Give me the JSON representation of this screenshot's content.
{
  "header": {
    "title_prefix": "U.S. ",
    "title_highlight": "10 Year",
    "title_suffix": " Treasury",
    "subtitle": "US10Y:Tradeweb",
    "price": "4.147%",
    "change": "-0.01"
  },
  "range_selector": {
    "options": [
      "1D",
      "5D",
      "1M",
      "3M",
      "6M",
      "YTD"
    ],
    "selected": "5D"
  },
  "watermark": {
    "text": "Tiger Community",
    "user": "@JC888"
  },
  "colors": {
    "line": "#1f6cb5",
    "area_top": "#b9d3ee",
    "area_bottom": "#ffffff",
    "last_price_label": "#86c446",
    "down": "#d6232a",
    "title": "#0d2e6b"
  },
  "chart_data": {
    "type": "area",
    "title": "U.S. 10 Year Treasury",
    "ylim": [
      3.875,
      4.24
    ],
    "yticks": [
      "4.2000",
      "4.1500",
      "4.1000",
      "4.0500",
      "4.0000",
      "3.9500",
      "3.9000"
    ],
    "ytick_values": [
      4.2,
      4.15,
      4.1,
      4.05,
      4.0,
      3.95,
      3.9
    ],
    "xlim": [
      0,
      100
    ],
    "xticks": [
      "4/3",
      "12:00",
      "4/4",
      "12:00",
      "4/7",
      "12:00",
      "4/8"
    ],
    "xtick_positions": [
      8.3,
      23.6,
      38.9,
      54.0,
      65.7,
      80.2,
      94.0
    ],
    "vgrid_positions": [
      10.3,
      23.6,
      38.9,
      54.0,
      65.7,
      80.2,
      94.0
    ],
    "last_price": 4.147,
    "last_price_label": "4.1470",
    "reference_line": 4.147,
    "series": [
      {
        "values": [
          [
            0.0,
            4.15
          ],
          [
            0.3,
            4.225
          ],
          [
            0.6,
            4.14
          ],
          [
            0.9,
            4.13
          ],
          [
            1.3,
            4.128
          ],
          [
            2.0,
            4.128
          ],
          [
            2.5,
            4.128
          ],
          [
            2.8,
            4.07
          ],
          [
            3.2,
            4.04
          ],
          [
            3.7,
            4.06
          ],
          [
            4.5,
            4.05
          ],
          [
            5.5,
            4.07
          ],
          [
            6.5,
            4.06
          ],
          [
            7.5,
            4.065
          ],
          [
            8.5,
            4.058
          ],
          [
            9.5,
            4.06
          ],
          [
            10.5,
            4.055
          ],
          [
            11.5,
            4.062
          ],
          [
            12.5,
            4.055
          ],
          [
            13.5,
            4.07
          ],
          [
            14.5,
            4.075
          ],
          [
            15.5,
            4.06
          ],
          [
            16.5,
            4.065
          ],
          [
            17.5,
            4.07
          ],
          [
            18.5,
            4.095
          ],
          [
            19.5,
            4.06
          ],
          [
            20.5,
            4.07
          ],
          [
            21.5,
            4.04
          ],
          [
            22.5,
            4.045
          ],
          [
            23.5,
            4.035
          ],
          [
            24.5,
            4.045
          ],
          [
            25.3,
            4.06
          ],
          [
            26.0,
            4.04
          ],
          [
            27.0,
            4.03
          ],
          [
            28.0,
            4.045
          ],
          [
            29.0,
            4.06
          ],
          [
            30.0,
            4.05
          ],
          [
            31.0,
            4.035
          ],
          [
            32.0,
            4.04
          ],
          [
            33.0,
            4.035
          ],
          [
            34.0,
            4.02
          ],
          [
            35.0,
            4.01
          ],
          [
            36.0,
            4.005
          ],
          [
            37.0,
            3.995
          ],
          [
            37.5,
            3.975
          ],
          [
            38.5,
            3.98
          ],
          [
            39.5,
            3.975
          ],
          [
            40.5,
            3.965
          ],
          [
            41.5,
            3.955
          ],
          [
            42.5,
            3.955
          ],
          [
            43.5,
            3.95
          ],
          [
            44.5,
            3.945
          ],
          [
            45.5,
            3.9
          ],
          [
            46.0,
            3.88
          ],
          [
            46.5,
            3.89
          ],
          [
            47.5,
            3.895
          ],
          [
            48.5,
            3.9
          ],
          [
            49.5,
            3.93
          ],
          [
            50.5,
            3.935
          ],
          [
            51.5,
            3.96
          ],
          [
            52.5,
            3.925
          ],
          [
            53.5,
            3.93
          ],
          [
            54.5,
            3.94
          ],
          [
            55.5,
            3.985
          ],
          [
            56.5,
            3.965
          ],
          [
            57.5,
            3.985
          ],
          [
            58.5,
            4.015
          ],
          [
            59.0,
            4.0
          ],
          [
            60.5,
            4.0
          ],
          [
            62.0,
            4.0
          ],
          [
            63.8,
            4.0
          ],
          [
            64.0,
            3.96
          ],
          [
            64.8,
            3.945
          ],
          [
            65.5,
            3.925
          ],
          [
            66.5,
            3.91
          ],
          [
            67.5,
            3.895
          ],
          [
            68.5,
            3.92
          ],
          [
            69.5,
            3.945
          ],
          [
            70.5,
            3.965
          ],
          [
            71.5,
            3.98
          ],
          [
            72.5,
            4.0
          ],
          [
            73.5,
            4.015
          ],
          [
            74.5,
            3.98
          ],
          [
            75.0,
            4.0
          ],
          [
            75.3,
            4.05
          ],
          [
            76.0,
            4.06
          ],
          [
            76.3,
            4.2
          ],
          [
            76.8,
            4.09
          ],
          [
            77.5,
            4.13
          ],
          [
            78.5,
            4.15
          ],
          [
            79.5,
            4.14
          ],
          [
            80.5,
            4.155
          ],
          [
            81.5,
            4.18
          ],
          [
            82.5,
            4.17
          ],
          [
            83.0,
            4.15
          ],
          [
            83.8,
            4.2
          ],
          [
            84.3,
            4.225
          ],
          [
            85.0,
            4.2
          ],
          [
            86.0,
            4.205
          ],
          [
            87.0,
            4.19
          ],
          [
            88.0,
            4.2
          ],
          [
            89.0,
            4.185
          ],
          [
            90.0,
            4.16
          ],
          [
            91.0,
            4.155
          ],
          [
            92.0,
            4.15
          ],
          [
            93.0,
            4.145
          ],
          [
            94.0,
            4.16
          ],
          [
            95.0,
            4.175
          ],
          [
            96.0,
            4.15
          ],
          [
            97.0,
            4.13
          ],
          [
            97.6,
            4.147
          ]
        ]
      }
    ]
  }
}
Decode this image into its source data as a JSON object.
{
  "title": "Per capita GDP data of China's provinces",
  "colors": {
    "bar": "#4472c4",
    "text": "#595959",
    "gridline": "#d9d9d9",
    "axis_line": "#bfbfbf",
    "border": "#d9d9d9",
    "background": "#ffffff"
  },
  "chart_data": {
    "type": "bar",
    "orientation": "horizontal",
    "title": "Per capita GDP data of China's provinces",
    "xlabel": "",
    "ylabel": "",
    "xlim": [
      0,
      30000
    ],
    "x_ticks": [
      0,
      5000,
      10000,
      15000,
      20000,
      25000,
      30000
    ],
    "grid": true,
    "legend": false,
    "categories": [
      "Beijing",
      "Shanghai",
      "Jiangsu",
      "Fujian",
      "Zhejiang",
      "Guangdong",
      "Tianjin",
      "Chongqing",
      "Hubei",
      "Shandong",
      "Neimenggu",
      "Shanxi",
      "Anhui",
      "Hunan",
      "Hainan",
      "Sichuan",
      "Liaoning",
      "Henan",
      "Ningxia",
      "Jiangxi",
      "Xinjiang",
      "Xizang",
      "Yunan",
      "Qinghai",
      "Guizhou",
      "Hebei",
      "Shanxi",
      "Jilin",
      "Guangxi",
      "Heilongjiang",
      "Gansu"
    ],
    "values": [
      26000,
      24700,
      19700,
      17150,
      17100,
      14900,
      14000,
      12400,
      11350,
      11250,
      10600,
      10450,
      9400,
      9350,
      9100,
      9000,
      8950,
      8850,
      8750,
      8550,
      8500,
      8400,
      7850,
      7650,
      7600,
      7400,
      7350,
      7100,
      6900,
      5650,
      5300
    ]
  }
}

________________________

### GIVEN INSTRUCTION
List every line above that contains the word "capita".

### REPLY
  "title": "Per capita GDP data of China's provinces",
    "title": "Per capita GDP data of China's provinces",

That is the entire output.